[Records excerpted from a collection]
══════════

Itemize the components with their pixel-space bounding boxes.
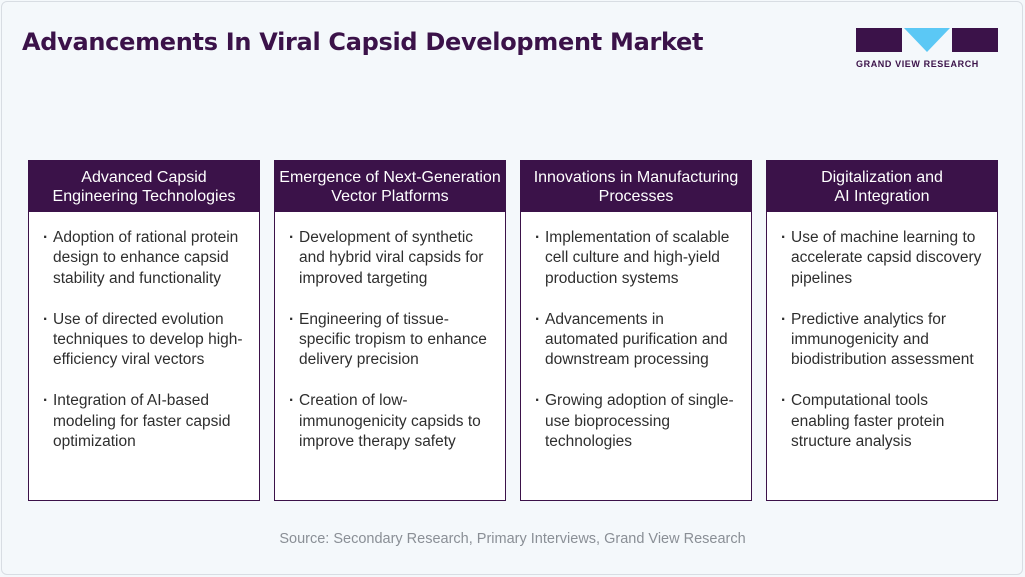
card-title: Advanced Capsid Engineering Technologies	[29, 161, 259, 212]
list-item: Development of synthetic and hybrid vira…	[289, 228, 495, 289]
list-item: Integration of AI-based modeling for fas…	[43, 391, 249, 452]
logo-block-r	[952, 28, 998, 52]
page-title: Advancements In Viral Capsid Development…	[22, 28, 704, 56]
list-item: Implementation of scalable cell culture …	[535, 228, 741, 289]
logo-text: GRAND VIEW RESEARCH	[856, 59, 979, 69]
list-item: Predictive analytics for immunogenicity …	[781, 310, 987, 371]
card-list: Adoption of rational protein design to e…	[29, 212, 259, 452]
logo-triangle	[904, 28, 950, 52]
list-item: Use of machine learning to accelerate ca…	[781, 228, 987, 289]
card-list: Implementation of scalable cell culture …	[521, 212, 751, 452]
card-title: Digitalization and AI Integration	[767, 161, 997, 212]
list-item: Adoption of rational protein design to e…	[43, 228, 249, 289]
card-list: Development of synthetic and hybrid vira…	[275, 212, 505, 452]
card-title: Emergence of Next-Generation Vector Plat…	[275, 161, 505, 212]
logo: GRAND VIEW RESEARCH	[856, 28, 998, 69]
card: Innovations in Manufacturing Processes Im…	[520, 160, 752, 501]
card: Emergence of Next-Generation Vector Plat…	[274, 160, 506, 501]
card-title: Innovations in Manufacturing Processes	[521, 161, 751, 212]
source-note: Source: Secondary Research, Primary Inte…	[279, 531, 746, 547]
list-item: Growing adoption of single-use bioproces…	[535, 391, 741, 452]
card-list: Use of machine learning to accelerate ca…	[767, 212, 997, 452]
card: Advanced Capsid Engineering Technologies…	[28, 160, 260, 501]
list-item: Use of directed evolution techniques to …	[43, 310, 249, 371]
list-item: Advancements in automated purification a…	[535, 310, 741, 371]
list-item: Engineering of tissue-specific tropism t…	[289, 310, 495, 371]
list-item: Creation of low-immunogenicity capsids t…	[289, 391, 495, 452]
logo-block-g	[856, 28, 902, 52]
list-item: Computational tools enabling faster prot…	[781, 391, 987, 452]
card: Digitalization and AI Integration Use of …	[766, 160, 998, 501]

══════════

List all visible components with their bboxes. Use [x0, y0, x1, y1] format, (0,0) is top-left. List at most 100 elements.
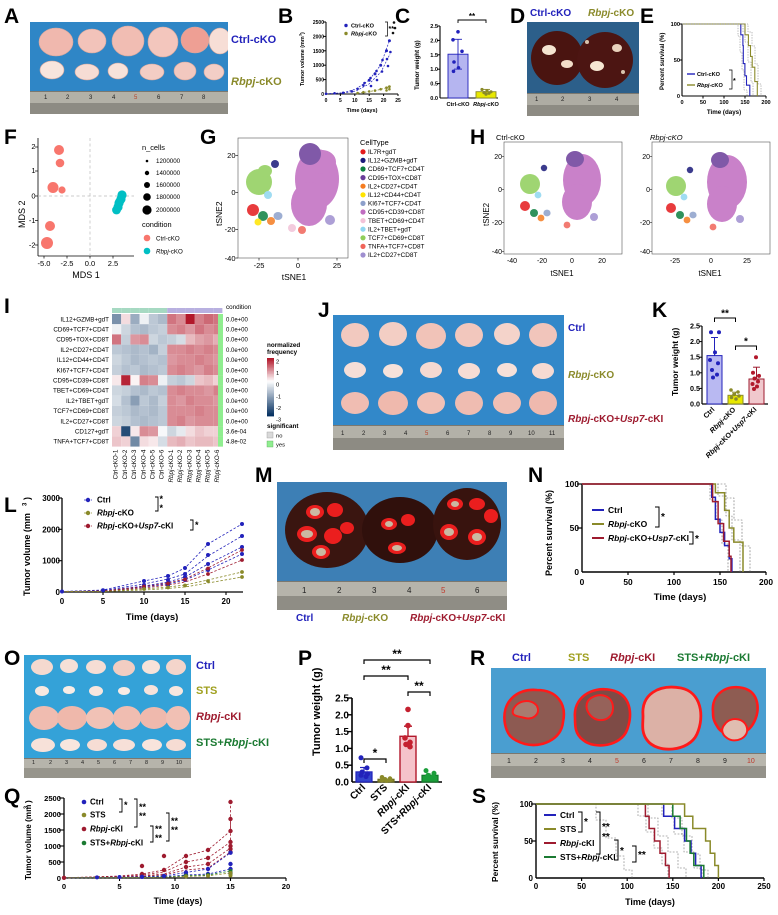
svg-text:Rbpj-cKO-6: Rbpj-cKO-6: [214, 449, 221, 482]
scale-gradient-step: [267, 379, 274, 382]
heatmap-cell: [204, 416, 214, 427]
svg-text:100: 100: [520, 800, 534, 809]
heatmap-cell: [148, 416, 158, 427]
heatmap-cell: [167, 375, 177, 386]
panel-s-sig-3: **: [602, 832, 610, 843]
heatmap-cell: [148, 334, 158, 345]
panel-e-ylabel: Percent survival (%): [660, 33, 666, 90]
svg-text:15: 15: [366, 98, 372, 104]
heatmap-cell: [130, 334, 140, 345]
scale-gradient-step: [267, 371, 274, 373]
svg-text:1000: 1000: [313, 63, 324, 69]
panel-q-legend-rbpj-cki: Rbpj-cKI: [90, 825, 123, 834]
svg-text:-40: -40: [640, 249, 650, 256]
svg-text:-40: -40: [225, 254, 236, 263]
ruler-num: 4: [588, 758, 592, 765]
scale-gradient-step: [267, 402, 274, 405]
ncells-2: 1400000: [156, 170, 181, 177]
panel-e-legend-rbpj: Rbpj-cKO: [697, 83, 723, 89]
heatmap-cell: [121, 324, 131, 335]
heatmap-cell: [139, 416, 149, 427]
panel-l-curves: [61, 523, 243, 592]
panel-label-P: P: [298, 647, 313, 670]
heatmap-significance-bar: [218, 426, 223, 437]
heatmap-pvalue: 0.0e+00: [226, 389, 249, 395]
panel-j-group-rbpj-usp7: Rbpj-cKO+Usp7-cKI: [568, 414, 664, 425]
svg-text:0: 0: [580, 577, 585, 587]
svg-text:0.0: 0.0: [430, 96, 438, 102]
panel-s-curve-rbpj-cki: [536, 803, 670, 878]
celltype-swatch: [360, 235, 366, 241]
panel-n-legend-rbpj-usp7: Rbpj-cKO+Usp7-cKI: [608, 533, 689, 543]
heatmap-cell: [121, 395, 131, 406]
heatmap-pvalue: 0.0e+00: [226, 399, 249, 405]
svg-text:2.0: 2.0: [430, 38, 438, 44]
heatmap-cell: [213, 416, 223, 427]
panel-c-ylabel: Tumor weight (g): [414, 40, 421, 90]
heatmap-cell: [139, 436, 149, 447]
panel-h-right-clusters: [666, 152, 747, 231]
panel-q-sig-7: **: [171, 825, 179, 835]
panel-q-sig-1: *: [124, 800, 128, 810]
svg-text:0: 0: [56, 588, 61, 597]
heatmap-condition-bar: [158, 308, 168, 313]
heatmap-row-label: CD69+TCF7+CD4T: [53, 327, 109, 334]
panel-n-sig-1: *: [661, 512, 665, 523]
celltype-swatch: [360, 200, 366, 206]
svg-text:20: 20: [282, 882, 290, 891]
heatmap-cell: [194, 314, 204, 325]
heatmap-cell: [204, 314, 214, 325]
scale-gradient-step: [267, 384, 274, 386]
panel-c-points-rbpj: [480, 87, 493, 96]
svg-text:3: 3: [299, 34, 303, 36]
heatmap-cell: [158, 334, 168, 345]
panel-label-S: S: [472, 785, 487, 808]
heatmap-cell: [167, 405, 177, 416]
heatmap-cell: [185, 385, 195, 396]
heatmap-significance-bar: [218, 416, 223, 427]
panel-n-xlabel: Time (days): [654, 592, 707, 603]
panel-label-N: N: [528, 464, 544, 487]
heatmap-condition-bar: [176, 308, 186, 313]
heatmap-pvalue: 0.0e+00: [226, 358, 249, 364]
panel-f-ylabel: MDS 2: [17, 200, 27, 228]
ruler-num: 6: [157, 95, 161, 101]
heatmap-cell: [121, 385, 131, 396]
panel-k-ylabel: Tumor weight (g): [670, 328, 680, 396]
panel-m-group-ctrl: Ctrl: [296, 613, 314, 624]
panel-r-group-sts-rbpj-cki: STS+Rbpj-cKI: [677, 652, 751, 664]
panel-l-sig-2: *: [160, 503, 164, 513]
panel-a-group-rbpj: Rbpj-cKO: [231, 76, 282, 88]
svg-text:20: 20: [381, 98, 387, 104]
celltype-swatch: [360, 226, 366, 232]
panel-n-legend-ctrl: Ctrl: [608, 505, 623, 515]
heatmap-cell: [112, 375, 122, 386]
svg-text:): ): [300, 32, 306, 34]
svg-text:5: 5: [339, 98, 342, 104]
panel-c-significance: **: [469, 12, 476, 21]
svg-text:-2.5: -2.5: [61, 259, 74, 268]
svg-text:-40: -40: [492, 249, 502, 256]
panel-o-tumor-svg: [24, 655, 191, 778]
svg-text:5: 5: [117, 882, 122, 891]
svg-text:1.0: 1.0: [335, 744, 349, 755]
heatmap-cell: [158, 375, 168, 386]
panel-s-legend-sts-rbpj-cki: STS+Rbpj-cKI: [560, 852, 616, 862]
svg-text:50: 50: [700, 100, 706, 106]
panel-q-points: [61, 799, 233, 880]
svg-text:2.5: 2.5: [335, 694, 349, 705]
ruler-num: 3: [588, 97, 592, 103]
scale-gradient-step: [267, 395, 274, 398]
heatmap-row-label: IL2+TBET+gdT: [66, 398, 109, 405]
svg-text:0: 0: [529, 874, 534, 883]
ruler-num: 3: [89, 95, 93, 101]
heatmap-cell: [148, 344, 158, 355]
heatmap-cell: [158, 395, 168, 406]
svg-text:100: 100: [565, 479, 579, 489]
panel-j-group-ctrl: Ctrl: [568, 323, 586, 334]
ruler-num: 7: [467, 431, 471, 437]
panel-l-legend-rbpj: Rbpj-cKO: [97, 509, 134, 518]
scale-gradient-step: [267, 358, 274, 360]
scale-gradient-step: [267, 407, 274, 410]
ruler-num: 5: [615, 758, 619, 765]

══════════

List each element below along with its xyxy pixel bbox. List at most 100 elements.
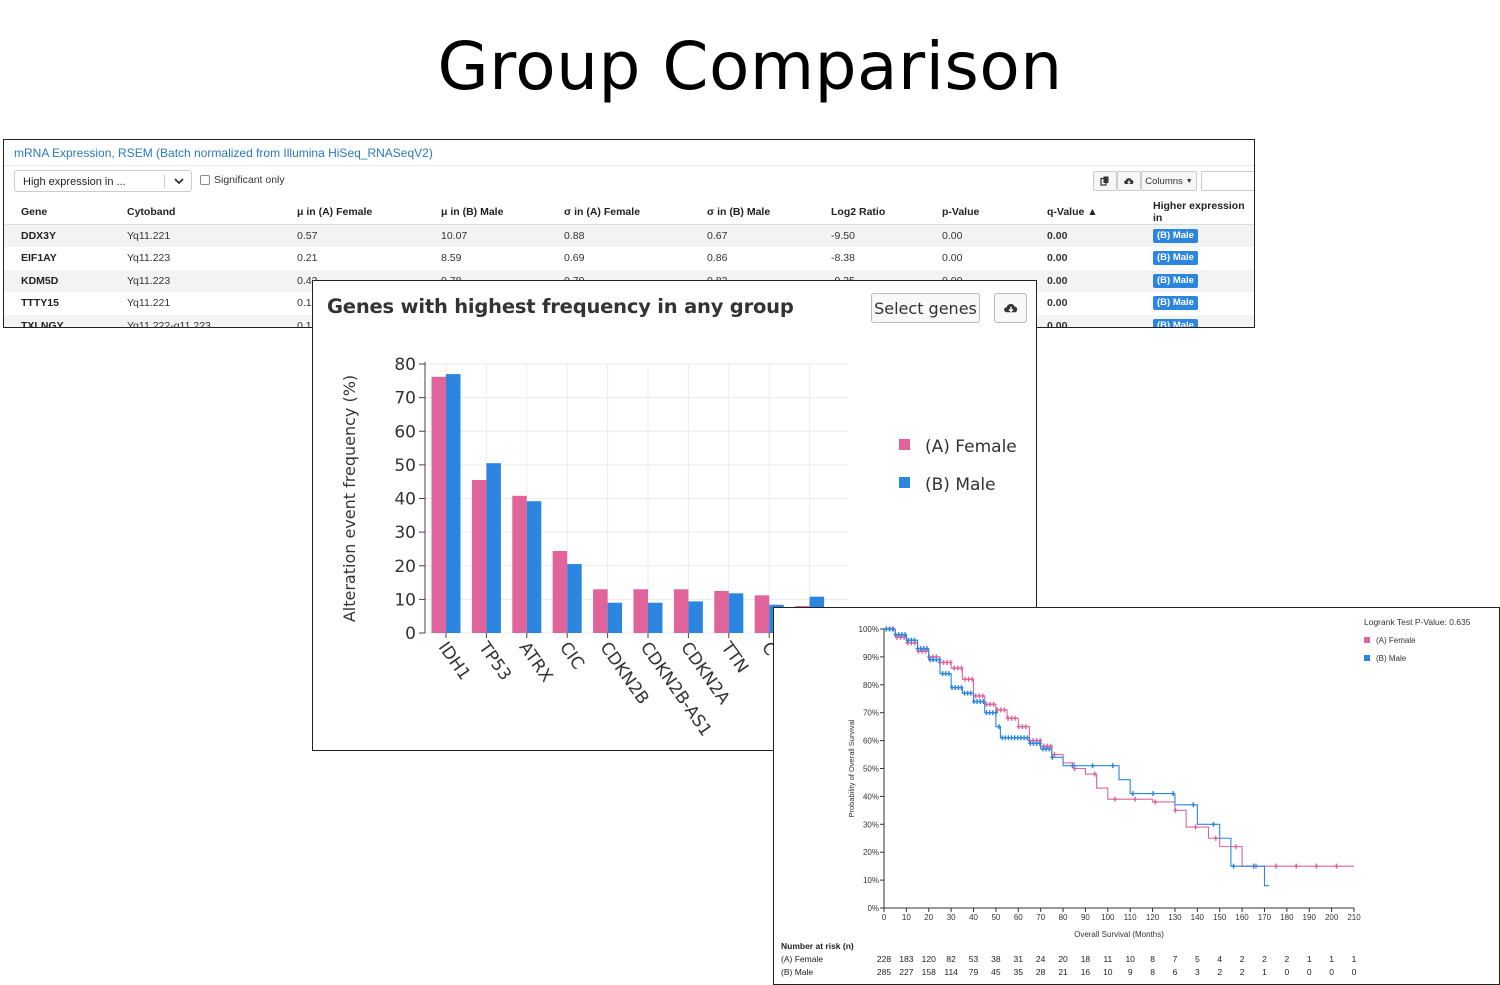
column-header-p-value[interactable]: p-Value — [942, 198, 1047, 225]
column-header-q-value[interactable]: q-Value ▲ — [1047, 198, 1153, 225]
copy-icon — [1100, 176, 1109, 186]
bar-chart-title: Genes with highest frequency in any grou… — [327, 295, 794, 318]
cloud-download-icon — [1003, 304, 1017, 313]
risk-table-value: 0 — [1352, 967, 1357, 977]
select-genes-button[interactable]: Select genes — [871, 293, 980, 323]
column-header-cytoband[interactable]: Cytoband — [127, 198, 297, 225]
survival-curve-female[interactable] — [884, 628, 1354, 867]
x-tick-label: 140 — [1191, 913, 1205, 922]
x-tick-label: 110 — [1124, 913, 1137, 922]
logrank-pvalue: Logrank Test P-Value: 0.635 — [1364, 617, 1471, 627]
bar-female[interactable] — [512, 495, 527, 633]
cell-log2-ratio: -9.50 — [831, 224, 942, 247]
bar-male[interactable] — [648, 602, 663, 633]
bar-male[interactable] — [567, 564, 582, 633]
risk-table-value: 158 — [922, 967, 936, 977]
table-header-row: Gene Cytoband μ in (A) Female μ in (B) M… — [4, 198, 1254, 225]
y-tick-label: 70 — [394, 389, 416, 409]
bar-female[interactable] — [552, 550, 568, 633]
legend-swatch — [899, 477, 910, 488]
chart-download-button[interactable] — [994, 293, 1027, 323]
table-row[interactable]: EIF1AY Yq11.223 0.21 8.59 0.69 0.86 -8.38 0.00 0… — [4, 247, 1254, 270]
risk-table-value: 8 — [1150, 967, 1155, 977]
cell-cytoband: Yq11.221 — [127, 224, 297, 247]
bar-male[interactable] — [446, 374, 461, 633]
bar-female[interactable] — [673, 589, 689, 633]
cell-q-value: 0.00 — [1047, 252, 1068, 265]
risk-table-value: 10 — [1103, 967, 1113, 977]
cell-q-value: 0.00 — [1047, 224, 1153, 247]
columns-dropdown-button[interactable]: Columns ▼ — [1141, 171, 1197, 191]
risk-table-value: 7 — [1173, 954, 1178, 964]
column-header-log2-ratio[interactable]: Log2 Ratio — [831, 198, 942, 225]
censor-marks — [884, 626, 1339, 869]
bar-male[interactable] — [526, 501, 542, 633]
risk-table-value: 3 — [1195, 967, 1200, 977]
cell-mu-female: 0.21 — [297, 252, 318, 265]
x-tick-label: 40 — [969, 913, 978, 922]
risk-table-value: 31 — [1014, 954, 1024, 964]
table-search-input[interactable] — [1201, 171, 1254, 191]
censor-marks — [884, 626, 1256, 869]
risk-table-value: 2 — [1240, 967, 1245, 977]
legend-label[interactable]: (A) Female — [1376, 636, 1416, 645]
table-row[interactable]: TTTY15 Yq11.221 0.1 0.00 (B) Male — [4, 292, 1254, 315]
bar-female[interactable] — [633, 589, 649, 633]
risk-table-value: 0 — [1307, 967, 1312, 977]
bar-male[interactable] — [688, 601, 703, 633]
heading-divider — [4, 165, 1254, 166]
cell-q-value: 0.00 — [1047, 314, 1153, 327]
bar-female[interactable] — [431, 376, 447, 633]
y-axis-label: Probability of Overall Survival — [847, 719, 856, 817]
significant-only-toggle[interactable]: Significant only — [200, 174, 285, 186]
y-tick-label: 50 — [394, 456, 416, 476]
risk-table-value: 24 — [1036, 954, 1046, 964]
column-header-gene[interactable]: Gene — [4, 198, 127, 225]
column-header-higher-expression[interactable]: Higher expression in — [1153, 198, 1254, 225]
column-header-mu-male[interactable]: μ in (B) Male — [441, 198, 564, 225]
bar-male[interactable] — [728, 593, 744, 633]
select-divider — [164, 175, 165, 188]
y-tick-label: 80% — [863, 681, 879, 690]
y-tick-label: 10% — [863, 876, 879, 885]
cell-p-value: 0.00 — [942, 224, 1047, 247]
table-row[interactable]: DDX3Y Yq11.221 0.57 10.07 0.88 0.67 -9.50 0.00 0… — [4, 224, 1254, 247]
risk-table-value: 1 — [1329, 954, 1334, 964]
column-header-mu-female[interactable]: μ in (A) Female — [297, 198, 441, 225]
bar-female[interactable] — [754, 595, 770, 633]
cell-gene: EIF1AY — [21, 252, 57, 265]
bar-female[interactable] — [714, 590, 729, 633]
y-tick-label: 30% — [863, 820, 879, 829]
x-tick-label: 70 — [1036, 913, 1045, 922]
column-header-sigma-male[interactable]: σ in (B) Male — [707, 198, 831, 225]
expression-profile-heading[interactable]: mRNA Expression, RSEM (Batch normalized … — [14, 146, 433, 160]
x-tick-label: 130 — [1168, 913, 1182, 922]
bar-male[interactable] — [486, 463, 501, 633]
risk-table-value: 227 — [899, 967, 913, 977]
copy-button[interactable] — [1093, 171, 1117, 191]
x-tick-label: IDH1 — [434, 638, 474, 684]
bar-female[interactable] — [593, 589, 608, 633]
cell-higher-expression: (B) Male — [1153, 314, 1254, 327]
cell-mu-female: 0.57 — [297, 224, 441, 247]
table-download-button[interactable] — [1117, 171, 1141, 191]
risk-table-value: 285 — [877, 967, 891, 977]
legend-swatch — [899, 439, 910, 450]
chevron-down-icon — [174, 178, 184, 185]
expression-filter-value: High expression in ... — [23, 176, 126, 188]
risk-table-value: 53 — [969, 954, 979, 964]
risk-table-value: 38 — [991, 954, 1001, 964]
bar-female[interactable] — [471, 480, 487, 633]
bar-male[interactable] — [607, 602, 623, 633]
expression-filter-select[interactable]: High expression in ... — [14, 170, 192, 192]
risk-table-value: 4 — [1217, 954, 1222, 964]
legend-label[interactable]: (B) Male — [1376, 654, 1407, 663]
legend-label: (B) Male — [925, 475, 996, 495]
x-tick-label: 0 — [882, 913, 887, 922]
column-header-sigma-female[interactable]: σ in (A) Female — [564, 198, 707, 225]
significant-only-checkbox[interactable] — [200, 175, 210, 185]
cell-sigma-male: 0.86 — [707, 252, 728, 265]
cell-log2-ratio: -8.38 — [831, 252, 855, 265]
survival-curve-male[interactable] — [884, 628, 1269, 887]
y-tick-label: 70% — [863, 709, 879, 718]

══════════

EXERCISE:
Where a line of the entries contains "header", report that line.

PROBLEM SOLUTION:
column-header-p-value[interactable]: p-Value — [942, 198, 1047, 225]
column-header-q-value[interactable]: q-Value ▲ — [1047, 198, 1153, 225]
column-header-cytoband[interactable]: Cytoband — [127, 198, 297, 225]
table-header-row: Gene Cytoband μ in (A) Female μ in (B) M… — [4, 198, 1254, 225]
column-header-log2-ratio[interactable]: Log2 Ratio — [831, 198, 942, 225]
column-header-gene[interactable]: Gene — [4, 198, 127, 225]
column-header-higher-expression[interactable]: Higher expression in — [1153, 198, 1254, 225]
column-header-mu-male[interactable]: μ in (B) Male — [441, 198, 564, 225]
column-header-mu-female[interactable]: μ in (A) Female — [297, 198, 441, 225]
column-header-sigma-male[interactable]: σ in (B) Male — [707, 198, 831, 225]
column-header-sigma-female[interactable]: σ in (A) Female — [564, 198, 707, 225]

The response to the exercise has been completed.